## What you will do
a. Reproduce a portion of the blog post about the deskless classroom verbatim, beginning at the words "Back in September" and stopping after "were no desks.".
b. According to the blog post about the deskless classroom, who gave Martha Cothren permission to remove the desks from her classroom?
c. Continue the blog post about the deskless classroom, picking up right after the sentence in which Martha Cothren opens her classroom door.

## Excerpted text
..........
BPW Foundation's Women Misbehavin' Blog

Well behaved women never make history

A Lesson to be learned

Posted by YWM on August 31, 2011

Something to think about as school starts.

This true story has been circulating on the Internet and we thought it was worth sharing with our readers.

Back in September of 2005, on the first day of school, Martha Cothren, a social studies school teacher at Robinson High School in Little Rock , did something not to be forgotten. On the first day of school, with the permission of the school superintendent, the principal and the building supervisor, she removed all of the desks out of her classroom.

When the first period kids entered the room they discovered that there were no desks.

‘Ms. Cothren, where are our desks?’

She replied, ‘You can’t have a desk until you tell me how you earn the right to sit at a desk.’

They thought, ‘Well, maybe it’s our grades.’

‘No,’ she said.

‘Maybe it’s our behavior.’

She told them, ‘No, it’s not even your behavior.’

And so, they came and went, the first period, second period, third period.  Still no desks in the classroom.

By early afternoon television news crews had started gathering in Ms. Cothren’s classroom to report about this crazy teacher who had taken all the desks out of her room.

The final period of the day came and as the puzzled students found seats on the floor of the deskless classroom, Martha Cothren said, ‘Throughout the day no one has been able to tell me just what he/she has done to earn the right to sit at the desks that are ordinarily found in this classroom.  Now I am going to tell you.’

At this point, Martha Cothren went over to the door of her classroom and opened it.
..........
## Information supplied
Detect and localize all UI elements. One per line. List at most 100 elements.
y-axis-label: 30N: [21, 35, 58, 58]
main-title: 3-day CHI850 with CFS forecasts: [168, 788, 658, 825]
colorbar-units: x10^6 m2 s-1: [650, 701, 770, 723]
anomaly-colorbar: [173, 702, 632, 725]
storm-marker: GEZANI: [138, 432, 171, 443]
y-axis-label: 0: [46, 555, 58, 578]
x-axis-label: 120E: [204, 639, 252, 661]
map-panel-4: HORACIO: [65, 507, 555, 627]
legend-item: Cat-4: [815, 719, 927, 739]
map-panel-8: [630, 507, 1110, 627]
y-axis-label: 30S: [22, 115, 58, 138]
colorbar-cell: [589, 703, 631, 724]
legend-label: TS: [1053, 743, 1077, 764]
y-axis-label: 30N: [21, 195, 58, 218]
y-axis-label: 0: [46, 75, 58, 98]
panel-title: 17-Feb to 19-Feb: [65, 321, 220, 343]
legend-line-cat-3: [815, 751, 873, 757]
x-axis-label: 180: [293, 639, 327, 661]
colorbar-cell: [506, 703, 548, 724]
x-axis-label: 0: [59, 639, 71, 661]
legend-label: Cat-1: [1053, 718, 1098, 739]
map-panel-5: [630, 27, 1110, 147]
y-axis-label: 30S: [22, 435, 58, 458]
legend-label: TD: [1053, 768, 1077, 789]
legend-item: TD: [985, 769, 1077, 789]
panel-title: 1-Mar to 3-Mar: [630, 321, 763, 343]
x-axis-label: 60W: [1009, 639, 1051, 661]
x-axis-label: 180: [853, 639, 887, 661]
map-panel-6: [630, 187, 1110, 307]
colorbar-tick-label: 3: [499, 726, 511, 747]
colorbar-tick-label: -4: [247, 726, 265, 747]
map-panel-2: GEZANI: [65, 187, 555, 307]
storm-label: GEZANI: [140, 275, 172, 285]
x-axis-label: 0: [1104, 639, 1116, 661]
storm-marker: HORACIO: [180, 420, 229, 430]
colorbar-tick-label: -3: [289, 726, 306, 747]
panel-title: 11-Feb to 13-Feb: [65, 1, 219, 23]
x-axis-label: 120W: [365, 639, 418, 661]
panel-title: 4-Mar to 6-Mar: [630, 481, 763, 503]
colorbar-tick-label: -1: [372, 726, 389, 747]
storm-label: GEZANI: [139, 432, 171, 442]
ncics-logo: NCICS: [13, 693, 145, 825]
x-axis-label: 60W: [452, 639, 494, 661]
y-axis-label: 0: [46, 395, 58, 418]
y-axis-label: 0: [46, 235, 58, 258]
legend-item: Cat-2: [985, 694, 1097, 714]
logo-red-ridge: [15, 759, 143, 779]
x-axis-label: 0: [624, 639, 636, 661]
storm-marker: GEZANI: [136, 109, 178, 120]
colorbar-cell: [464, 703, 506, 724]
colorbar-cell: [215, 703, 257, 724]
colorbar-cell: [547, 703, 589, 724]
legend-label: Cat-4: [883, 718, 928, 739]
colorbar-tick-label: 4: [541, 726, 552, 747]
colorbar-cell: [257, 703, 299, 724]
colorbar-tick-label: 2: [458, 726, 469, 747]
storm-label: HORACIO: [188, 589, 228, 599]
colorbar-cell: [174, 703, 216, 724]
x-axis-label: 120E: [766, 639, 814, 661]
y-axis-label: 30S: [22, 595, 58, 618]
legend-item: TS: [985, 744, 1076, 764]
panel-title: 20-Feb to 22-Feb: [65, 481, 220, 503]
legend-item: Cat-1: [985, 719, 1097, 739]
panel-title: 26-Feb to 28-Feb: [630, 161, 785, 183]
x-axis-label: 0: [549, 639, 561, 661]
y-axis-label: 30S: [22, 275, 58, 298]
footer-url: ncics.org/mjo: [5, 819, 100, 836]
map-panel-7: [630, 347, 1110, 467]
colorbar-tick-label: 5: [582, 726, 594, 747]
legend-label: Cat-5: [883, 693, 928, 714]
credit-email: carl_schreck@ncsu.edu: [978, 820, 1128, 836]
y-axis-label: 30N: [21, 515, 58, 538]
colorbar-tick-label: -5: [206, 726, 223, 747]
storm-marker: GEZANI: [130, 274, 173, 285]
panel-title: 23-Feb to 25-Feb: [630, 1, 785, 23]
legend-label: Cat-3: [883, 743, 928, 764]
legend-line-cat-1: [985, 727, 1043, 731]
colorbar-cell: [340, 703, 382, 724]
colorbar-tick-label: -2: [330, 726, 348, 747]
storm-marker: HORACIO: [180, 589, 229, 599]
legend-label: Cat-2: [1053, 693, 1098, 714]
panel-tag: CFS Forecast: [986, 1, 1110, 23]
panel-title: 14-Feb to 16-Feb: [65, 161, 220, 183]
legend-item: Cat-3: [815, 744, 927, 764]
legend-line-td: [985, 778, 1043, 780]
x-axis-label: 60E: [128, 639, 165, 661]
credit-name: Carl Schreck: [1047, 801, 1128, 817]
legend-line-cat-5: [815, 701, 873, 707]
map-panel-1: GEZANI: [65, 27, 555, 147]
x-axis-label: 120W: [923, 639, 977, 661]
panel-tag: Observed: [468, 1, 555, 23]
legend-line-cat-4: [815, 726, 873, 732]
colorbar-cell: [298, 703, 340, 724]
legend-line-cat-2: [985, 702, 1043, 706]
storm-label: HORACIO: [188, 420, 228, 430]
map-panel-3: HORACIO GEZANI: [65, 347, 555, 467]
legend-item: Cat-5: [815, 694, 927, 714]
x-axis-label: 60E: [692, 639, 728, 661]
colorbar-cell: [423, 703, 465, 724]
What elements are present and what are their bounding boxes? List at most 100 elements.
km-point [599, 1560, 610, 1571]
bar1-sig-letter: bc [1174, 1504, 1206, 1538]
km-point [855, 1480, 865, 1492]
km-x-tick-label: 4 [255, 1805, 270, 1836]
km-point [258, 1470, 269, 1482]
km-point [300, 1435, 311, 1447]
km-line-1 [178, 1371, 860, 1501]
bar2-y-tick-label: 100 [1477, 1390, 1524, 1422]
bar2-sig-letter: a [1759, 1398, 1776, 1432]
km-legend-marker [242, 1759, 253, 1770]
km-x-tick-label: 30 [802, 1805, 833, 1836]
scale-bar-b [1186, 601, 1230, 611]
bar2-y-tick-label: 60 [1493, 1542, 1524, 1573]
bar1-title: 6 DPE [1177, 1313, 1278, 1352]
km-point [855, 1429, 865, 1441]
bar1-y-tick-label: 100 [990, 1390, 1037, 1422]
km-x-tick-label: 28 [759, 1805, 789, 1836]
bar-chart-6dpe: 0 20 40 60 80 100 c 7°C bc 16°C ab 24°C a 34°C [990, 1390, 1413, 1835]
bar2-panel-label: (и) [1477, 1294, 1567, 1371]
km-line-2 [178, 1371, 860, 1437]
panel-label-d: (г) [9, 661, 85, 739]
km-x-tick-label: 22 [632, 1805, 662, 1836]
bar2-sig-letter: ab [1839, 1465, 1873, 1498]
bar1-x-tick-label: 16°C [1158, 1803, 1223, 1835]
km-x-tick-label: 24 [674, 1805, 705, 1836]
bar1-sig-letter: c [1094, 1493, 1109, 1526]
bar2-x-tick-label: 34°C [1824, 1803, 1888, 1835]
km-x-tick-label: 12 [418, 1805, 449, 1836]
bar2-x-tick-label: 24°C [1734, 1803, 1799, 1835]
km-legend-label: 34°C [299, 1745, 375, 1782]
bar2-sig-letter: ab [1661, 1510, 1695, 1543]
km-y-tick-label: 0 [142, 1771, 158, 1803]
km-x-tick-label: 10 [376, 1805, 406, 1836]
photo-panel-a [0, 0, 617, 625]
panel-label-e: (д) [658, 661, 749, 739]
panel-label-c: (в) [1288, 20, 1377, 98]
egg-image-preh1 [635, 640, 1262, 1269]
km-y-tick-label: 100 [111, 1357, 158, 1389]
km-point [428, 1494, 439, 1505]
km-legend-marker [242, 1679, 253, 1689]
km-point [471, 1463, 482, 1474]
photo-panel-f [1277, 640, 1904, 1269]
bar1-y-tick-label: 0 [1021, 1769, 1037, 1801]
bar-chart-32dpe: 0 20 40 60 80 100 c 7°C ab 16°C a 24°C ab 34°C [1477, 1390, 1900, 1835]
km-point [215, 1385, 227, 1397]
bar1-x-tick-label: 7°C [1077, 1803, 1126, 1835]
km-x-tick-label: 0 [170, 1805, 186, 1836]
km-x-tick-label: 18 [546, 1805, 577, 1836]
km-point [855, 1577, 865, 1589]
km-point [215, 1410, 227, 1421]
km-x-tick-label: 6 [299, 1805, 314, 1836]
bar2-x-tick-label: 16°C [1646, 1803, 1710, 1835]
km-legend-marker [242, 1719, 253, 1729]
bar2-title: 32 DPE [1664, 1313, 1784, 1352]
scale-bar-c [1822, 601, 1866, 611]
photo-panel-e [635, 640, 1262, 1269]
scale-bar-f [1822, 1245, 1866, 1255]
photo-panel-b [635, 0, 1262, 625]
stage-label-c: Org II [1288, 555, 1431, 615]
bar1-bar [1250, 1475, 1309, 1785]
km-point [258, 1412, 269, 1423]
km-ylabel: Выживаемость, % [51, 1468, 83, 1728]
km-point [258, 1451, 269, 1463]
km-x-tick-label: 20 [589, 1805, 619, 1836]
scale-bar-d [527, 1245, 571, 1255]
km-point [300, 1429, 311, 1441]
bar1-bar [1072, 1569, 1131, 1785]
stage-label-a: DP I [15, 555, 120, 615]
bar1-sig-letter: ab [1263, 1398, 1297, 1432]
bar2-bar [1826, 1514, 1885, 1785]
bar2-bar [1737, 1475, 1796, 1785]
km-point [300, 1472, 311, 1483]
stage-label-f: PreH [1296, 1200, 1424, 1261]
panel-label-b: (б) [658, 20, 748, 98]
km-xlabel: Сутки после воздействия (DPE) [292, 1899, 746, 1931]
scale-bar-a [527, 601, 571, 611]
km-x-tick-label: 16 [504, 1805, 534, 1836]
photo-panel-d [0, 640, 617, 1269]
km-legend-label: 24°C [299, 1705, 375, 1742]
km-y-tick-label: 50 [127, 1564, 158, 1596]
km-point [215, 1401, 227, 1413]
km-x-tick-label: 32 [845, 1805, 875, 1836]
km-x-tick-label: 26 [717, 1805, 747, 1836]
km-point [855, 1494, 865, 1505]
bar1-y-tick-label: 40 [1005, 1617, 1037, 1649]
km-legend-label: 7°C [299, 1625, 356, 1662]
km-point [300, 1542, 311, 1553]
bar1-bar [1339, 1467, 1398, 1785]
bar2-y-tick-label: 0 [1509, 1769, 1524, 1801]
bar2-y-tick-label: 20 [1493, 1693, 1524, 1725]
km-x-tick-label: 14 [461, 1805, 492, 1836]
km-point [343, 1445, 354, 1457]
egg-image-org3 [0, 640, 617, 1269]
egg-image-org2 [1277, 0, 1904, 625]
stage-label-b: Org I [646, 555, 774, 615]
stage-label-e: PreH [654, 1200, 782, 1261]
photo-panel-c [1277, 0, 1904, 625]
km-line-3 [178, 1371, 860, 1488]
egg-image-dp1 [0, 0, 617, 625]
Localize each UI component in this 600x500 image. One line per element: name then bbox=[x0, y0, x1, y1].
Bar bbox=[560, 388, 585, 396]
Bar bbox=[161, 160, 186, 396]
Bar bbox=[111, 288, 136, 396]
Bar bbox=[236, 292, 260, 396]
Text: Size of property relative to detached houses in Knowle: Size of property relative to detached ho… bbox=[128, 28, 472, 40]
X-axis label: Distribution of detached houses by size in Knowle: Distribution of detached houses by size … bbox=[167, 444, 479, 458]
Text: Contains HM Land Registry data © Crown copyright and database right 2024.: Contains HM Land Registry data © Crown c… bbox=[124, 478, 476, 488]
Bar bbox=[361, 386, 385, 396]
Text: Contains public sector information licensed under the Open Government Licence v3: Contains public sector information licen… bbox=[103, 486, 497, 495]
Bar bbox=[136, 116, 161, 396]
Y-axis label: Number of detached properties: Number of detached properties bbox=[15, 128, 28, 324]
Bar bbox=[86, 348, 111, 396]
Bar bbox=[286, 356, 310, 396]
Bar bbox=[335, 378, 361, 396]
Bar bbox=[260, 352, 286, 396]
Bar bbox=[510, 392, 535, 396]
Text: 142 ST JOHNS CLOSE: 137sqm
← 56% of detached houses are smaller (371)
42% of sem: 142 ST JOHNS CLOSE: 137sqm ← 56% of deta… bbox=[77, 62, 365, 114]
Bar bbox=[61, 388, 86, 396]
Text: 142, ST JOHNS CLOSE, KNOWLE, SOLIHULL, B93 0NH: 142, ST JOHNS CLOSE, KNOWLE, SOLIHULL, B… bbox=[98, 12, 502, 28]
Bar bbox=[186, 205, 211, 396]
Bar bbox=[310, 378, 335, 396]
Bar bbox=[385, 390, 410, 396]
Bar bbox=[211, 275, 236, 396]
..........
## Results for the exercise
a.
Back in September of 2005, on the first day of school, Martha Cothren, a social studies school teacher at Robinson High School in Little Rock , did something not to be forgotten. On the first day of school, with the permission of the school superintendent, the principal and the building supervisor, she removed all of the desks out of her classroom.

When the first period kids entered the room they discovered that there were no desks.

b. The school superintendent, the principal and the building supervisor gave her permission.

c.
Twenty-seven (27) U.S. Veterans, all in uniforms, walked into that classroom, each one carrying a school desk.  The Vets began placing the school desks in rows, and then they would walk over and stand alongside the wall.  By the time the last soldier had set the final desk in place those kids started to understand, perhaps for the first time in their lives, just how the right to sit at those desks had been earned.

Martha said, ‘You didn’t earn the right to sit at these desks.  These heroes did it for you..  They placed the desks here for you. Now, it’s up to you to sit in them. It is your responsibility to learn, to be good students, to be good citizens.  They paid the price so that you could have the freedom to get an education. Don’t ever forget it.’

In 2006, The Veterans of Foreign Wars named Martha Cothren as their “Teacher of the Year.”

As school starts and we continue our daily lives don’t forget that August was the deadliest month yet for U.S. forces in the nearly 10-year war in Afghanistan with 66 of our brave soliders dying so that this nation’s children can start school.   We can thank them by supporting our veterans when they return home from defending our freedoms and the freedoms of others.  Sign up to get updates on the BPW Foundation Joining Forces for Women Veteran’s Mentorship program and lean how you can help.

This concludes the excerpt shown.